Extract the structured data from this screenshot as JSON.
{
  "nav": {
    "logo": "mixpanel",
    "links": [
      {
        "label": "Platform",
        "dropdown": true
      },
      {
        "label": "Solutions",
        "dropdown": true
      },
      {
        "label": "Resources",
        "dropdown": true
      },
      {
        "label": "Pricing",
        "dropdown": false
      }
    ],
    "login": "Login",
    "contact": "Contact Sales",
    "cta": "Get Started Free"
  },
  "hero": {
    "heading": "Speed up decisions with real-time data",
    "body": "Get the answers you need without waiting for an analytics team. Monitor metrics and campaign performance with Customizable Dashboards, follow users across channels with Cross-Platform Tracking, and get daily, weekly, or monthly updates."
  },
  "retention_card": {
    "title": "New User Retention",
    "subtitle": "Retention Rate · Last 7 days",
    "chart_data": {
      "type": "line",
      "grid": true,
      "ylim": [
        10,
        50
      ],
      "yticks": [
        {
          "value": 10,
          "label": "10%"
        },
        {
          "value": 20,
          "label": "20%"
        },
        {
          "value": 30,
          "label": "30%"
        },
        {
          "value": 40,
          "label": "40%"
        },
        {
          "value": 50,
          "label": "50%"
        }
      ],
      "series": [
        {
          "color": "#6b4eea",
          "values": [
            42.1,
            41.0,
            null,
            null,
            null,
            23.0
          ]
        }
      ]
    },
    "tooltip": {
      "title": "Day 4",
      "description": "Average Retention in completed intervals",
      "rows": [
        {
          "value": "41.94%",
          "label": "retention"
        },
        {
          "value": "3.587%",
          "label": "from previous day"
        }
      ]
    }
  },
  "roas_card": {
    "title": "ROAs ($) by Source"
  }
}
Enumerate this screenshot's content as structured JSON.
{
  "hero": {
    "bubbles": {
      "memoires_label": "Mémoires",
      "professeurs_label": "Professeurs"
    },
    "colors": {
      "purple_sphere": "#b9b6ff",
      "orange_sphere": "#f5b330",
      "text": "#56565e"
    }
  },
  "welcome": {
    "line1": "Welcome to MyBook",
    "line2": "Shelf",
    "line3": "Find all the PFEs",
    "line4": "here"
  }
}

········

| Your objective |
Set out the complete listing exactly as shown.

| Full response |
Extract the structured data from this screenshot as JSON.
{
  "nav": {
    "logo": "mixpanel",
    "links": [
      {
        "label": "Platform",
        "dropdown": true
      },
      {
        "label": "Solutions",
        "dropdown": true
      },
      {
        "label": "Resources",
        "dropdown": true
      },
      {
        "label": "Pricing",
        "dropdown": false
      }
    ],
    "login": "Login",
    "contact": "Contact Sales",
    "cta": "Get Started Free"
  },
  "hero": {
    "heading": "Speed up decisions with real-time data",
    "body": "Get the answers you need without waiting for an analytics team. Monitor metrics and campaign performance with Customizable Dashboards, follow users across channels with Cross-Platform Tracking, and get daily, weekly, or monthly updates."
  },
  "retention_card": {
    "title": "New User Retention",
    "subtitle": "Retention Rate · Last 7 days",
    "chart_data": {
      "type": "line",
      "grid": true,
      "ylim": [
        10,
        50
      ],
      "yticks": [
        {
          "value": 10,
          "label": "10%"
        },
        {
          "value": 20,
          "label": "20%"
        },
        {
          "value": 30,
          "label": "30%"
        },
        {
          "value": 40,
          "label": "40%"
        },
        {
          "value": 50,
          "label": "50%"
        }
      ],
      "series": [
        {
          "color": "#6b4eea",
          "values": [
            42.1,
            41.0,
            null,
            null,
            null,
            23.0
          ]
        }
      ]
    },
    "tooltip": {
      "title": "Day 4",
      "description": "Average Retention in completed intervals",
      "rows": [
        {
          "value": "41.94%",
          "label": "retention"
        },
        {
          "value": "3.587%",
          "label": "from previous day"
        }
      ]
    }
  },
  "roas_card": {
    "title": "ROAs ($) by Source"
  }
}
Enumerate this screenshot's content as structured JSON.
{
  "hero": {
    "bubbles": {
      "memoires_label": "Mémoires",
      "professeurs_label": "Professeurs"
    },
    "colors": {
      "purple_sphere": "#b9b6ff",
      "orange_sphere": "#f5b330",
      "text": "#56565e"
    }
  },
  "welcome": {
    "line1": "Welcome to MyBook",
    "line2": "Shelf",
    "line3": "Find all the PFEs",
    "line4": "here"
  }
}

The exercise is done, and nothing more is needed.